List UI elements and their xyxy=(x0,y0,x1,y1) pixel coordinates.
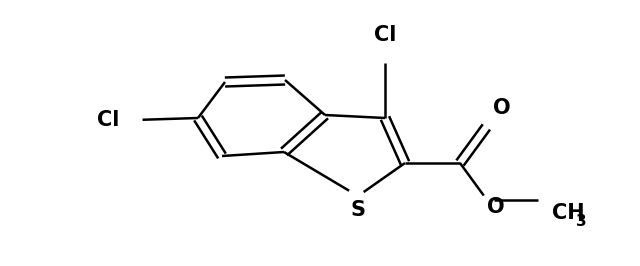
Text: CH: CH xyxy=(552,203,584,223)
Text: 3: 3 xyxy=(576,214,587,228)
Text: Cl: Cl xyxy=(97,110,119,130)
Text: S: S xyxy=(351,200,365,220)
Text: O: O xyxy=(493,98,511,118)
Text: Cl: Cl xyxy=(374,25,396,45)
Text: O: O xyxy=(487,197,505,217)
══════════
**Your goal**:
Reproduce every line above verbatim, leaving out the picture.

**Result of this exercise**:
List UI elements and their xyxy=(x0,y0,x1,y1) pixel coordinates.
Text: CH: CH xyxy=(552,203,584,223)
Text: 3: 3 xyxy=(576,214,587,228)
Text: Cl: Cl xyxy=(97,110,119,130)
Text: S: S xyxy=(351,200,365,220)
Text: O: O xyxy=(493,98,511,118)
Text: Cl: Cl xyxy=(374,25,396,45)
Text: O: O xyxy=(487,197,505,217)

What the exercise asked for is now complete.